◆ **Data for the task**

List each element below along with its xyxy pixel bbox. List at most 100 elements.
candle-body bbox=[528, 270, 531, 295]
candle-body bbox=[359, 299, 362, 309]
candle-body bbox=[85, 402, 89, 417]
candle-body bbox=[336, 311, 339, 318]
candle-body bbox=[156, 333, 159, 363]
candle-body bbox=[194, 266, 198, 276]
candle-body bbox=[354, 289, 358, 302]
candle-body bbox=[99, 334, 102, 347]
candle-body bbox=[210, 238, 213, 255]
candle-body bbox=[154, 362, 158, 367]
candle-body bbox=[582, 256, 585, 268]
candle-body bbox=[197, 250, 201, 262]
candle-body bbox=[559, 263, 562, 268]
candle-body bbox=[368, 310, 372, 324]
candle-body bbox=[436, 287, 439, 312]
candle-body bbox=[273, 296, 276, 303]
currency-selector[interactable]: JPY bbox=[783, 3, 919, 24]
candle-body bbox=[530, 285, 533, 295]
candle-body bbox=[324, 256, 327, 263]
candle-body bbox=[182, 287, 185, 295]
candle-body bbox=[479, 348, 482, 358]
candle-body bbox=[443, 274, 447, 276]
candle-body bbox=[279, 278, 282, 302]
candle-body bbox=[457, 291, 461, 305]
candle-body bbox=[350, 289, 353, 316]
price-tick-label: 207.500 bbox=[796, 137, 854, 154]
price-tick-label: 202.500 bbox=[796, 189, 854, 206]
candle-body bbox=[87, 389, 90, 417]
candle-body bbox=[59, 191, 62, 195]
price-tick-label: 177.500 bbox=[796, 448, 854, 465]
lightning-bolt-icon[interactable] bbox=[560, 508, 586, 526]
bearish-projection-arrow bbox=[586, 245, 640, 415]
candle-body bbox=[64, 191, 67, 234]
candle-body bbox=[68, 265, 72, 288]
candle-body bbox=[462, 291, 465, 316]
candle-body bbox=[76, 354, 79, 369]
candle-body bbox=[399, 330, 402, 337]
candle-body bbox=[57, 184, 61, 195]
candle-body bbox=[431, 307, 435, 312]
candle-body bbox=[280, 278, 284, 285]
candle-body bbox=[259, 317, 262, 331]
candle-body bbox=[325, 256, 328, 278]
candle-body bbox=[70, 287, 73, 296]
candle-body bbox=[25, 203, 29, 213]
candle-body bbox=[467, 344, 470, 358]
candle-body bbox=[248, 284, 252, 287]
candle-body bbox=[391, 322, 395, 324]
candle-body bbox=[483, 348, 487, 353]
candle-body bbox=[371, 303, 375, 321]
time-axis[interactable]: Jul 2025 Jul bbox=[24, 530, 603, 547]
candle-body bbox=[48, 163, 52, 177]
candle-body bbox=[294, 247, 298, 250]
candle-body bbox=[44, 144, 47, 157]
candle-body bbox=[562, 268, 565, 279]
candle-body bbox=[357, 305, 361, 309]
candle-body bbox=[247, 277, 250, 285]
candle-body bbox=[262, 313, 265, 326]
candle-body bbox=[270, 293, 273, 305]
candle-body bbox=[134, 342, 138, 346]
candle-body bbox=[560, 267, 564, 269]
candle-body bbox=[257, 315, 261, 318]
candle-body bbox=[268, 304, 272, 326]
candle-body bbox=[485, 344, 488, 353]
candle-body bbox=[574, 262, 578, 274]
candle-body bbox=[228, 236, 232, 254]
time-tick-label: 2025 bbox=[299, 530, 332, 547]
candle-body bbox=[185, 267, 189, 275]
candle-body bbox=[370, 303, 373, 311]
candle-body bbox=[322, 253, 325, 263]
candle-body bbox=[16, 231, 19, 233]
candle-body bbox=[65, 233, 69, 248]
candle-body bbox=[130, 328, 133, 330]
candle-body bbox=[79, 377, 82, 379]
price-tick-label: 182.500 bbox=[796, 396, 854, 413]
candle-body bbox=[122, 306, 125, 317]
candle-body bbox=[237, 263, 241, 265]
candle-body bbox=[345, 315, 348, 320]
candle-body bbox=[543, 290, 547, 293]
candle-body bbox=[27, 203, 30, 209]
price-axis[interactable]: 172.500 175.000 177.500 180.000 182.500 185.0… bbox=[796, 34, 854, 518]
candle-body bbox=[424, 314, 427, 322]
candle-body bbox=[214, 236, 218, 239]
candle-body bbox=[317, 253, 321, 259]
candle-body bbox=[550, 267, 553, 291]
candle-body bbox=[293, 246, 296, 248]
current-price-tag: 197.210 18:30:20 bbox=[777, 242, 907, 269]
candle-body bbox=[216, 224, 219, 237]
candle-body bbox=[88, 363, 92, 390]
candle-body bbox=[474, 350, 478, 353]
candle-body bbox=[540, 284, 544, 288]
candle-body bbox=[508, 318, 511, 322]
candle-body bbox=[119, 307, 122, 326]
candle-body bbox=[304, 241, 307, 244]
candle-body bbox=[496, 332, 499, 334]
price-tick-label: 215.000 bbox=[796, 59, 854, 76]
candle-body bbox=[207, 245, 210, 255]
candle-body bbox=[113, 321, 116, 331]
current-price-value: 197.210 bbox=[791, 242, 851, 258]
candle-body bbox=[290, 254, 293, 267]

◆ **Given request**
Copy out the listing above, from its first line through the line containing "candle-body bbox=[280, 278, 284, 285]", with both of those lines included.

◆ **Task result**
List each element below along with its xyxy pixel bbox. List at most 100 elements.
candle-body bbox=[528, 270, 531, 295]
candle-body bbox=[359, 299, 362, 309]
candle-body bbox=[85, 402, 89, 417]
candle-body bbox=[336, 311, 339, 318]
candle-body bbox=[156, 333, 159, 363]
candle-body bbox=[194, 266, 198, 276]
candle-body bbox=[354, 289, 358, 302]
candle-body bbox=[99, 334, 102, 347]
candle-body bbox=[210, 238, 213, 255]
candle-body bbox=[154, 362, 158, 367]
candle-body bbox=[582, 256, 585, 268]
candle-body bbox=[197, 250, 201, 262]
candle-body bbox=[559, 263, 562, 268]
candle-body bbox=[368, 310, 372, 324]
candle-body bbox=[436, 287, 439, 312]
candle-body bbox=[273, 296, 276, 303]
currency-selector[interactable]: JPY bbox=[783, 3, 919, 24]
candle-body bbox=[530, 285, 533, 295]
candle-body bbox=[324, 256, 327, 263]
candle-body bbox=[182, 287, 185, 295]
candle-body bbox=[479, 348, 482, 358]
candle-body bbox=[443, 274, 447, 276]
candle-body bbox=[279, 278, 282, 302]
candle-body bbox=[457, 291, 461, 305]
candle-body bbox=[350, 289, 353, 316]
price-tick-label: 207.500 bbox=[796, 137, 854, 154]
price-tick-label: 202.500 bbox=[796, 189, 854, 206]
candle-body bbox=[87, 389, 90, 417]
candle-body bbox=[59, 191, 62, 195]
price-tick-label: 177.500 bbox=[796, 448, 854, 465]
lightning-bolt-icon[interactable] bbox=[560, 508, 586, 526]
bearish-projection-arrow bbox=[586, 245, 640, 415]
candle-body bbox=[64, 191, 67, 234]
candle-body bbox=[68, 265, 72, 288]
candle-body bbox=[462, 291, 465, 316]
candle-body bbox=[76, 354, 79, 369]
candle-body bbox=[399, 330, 402, 337]
candle-body bbox=[57, 184, 61, 195]
candle-body bbox=[431, 307, 435, 312]
candle-body bbox=[280, 278, 284, 285]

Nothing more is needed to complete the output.